> **Task directions**:
Work out how many lines of the listing hold the string "segment", then answer with that number and nothing else.
-----
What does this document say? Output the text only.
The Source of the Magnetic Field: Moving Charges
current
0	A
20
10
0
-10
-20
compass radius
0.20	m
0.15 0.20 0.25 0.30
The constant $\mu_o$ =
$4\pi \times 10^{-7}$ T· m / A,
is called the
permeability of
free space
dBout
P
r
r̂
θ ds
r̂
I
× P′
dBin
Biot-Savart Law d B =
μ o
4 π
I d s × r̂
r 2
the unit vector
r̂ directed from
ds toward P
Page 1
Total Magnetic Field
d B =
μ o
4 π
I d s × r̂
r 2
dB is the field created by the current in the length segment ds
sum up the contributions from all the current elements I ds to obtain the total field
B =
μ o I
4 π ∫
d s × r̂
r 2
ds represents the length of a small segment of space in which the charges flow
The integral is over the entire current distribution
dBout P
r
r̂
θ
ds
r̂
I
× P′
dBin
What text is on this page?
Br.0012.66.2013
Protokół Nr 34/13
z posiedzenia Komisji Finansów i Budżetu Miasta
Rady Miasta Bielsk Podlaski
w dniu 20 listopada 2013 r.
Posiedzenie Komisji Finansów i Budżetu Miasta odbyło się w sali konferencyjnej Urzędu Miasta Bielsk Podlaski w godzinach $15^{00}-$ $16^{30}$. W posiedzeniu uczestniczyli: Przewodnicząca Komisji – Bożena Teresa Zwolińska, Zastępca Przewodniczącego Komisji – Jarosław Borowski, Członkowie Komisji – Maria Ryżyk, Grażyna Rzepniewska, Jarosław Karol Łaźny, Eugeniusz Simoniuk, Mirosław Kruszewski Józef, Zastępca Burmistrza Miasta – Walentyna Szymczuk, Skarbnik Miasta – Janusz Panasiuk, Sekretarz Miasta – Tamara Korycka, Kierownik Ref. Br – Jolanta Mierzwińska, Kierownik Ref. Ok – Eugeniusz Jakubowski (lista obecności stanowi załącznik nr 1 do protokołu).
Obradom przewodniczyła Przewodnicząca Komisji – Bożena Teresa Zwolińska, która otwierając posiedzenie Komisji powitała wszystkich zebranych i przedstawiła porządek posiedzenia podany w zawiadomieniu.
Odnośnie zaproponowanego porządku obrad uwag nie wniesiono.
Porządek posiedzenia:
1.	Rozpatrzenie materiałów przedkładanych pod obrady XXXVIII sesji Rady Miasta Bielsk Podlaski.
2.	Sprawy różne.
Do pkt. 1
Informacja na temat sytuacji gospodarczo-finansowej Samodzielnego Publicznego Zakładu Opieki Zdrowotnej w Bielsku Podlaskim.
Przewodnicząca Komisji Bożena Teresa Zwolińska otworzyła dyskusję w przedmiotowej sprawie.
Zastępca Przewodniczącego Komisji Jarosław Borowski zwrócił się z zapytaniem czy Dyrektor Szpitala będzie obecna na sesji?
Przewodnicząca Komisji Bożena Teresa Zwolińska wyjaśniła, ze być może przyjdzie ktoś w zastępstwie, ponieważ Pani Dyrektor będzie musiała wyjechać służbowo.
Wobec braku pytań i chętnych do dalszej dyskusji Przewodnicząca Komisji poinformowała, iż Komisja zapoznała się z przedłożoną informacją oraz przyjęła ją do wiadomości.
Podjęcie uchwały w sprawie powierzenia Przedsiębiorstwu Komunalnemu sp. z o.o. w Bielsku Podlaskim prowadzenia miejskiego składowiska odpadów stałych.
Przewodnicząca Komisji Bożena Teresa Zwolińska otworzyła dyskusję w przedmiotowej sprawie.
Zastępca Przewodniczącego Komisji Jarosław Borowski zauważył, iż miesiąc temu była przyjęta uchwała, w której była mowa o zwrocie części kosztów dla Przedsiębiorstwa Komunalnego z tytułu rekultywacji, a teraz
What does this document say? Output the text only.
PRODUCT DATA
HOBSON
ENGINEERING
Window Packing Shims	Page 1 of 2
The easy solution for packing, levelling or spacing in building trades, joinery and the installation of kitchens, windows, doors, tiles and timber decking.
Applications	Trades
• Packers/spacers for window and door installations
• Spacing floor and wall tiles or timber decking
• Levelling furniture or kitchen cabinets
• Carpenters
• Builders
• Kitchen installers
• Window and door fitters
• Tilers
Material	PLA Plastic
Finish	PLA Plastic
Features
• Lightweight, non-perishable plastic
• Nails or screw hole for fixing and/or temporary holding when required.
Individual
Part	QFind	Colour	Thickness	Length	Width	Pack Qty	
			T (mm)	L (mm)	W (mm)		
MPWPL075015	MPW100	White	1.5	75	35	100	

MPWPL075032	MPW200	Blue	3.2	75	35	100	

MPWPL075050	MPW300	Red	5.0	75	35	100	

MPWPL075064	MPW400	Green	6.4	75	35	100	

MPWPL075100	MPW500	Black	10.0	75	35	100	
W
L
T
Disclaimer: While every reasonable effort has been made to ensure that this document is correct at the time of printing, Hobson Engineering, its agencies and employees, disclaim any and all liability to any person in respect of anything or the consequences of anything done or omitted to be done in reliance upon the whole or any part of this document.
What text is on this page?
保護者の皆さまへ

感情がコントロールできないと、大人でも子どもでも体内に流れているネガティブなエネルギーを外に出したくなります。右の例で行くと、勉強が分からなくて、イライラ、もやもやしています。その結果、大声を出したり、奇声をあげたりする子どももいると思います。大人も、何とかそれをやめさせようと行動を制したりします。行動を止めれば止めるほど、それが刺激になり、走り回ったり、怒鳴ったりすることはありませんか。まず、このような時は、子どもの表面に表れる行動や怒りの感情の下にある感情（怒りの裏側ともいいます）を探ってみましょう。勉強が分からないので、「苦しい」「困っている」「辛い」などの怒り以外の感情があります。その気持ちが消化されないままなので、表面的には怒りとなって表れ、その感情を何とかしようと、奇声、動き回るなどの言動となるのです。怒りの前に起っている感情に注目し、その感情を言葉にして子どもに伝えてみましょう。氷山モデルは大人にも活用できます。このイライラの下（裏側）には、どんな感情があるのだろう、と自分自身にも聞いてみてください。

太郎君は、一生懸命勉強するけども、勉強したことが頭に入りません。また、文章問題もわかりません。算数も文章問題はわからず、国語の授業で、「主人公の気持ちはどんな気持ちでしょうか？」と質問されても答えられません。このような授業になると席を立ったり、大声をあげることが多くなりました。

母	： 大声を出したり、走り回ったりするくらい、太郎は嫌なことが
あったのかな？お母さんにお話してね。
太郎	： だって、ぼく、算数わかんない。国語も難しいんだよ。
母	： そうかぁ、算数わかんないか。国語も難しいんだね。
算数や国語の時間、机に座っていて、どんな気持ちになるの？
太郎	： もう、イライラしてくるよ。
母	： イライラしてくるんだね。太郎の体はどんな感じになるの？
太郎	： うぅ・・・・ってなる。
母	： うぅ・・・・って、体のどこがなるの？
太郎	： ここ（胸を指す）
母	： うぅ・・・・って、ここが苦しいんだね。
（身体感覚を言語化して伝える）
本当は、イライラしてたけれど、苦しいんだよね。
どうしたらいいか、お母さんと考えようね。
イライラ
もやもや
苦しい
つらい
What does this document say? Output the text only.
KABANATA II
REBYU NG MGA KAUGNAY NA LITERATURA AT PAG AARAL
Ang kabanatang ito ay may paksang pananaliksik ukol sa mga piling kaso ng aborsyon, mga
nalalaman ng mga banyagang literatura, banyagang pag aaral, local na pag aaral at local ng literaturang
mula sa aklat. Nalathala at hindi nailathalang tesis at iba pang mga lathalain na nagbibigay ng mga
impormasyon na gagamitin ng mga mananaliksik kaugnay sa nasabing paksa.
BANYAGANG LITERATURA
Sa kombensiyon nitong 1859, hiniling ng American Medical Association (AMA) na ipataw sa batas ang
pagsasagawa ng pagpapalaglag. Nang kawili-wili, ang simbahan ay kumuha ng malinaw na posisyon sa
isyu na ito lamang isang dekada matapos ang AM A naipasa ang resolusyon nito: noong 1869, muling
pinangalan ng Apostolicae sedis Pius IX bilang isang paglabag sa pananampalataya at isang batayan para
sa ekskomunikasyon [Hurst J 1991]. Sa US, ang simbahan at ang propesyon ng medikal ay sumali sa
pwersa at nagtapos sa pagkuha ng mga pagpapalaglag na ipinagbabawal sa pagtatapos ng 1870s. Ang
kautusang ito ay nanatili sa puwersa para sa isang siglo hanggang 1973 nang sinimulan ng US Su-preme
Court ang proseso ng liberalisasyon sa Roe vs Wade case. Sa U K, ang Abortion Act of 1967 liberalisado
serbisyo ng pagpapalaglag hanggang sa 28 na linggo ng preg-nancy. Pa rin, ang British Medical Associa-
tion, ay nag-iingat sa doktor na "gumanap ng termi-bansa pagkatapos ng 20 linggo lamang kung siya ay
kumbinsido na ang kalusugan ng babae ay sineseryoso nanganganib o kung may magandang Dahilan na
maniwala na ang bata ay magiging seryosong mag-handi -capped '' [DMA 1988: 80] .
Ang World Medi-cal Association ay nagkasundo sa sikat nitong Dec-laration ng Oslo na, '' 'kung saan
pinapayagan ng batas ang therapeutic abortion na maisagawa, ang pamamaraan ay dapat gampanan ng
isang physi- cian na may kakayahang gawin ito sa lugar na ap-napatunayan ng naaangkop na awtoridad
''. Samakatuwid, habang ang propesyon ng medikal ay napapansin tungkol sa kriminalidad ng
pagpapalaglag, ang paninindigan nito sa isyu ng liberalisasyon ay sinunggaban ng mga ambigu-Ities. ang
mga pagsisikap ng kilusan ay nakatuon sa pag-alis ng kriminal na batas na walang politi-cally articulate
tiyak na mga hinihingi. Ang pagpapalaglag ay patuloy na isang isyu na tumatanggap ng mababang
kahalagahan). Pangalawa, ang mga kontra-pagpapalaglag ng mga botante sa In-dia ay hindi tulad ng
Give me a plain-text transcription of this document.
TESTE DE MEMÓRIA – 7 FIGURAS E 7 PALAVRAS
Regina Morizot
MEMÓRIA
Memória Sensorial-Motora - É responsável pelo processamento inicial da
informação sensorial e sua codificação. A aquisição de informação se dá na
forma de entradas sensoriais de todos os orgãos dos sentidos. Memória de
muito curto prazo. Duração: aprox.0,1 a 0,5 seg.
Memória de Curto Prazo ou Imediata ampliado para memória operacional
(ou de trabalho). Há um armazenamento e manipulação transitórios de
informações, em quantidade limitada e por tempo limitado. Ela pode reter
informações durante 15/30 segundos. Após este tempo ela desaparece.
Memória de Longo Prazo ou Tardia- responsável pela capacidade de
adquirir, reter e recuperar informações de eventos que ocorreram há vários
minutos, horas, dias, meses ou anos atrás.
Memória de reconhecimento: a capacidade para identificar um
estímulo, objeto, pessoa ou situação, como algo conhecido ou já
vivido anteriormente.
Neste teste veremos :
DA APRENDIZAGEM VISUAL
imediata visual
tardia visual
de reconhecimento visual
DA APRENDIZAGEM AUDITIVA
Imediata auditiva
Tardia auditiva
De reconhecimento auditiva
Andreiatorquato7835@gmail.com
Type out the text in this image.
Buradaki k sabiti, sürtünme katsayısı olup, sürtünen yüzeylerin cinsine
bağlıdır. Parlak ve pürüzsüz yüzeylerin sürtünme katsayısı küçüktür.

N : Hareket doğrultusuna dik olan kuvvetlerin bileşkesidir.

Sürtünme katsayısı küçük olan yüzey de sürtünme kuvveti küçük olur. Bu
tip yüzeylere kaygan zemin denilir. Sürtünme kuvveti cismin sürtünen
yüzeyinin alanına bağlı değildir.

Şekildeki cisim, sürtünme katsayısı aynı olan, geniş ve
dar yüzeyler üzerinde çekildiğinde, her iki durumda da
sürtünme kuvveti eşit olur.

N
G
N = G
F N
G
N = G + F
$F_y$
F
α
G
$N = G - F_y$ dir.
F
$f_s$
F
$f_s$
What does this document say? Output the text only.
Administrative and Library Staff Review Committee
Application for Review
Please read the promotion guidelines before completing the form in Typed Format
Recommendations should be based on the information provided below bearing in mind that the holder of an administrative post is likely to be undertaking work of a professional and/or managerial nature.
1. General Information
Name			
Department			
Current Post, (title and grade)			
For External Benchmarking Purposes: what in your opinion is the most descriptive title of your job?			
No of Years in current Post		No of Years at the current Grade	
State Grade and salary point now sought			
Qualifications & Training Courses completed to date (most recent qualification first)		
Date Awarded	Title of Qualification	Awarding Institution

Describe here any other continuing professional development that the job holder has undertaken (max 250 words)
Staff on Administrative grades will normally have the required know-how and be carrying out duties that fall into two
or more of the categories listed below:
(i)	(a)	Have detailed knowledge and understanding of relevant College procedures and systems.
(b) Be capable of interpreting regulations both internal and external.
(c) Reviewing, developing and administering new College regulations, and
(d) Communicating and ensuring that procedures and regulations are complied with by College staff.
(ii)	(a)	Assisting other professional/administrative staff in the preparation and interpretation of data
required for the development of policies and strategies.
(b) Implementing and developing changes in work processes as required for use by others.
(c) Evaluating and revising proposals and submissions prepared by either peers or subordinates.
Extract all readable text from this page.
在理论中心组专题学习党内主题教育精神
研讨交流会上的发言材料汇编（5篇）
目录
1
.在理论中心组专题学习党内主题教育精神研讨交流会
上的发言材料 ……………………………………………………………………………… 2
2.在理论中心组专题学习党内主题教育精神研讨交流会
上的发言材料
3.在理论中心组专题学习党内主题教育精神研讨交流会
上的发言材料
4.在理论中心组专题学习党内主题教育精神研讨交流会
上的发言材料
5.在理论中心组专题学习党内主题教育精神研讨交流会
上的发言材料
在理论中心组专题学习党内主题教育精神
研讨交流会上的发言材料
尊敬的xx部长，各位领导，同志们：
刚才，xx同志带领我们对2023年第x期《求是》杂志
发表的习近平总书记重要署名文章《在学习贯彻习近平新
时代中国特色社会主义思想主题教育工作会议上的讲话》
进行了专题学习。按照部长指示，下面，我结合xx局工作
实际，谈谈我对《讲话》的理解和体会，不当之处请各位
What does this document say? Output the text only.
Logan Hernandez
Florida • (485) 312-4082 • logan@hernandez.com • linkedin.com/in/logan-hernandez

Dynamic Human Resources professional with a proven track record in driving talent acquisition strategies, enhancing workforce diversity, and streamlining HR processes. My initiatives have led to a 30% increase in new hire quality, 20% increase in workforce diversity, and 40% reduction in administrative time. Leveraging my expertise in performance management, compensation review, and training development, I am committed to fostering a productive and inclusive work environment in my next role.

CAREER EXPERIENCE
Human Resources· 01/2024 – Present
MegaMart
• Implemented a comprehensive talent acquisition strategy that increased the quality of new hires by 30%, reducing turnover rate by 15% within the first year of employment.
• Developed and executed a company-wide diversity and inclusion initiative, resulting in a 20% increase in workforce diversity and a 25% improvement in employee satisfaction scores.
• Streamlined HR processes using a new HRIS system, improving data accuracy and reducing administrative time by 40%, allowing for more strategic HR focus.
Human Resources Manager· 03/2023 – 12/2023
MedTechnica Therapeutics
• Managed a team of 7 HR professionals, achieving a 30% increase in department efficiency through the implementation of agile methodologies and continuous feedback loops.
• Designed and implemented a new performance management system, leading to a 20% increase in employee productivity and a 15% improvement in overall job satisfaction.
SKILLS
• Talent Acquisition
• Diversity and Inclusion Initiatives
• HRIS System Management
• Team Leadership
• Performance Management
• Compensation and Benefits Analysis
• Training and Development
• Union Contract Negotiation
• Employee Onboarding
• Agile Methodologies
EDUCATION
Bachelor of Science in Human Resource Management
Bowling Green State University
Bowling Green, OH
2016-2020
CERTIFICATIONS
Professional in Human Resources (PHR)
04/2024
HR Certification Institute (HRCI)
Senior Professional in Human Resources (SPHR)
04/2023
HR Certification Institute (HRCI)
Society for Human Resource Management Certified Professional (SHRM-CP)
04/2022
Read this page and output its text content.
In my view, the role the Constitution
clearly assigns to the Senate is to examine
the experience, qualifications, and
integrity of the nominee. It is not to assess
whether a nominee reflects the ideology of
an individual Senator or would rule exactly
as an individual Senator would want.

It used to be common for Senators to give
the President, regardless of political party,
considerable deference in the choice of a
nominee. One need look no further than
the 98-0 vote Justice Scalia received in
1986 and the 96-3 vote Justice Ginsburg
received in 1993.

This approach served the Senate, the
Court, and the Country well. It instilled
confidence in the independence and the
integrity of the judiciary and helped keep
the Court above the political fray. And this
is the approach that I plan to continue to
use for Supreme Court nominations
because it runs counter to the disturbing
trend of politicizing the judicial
-----
> **Task answer**:
2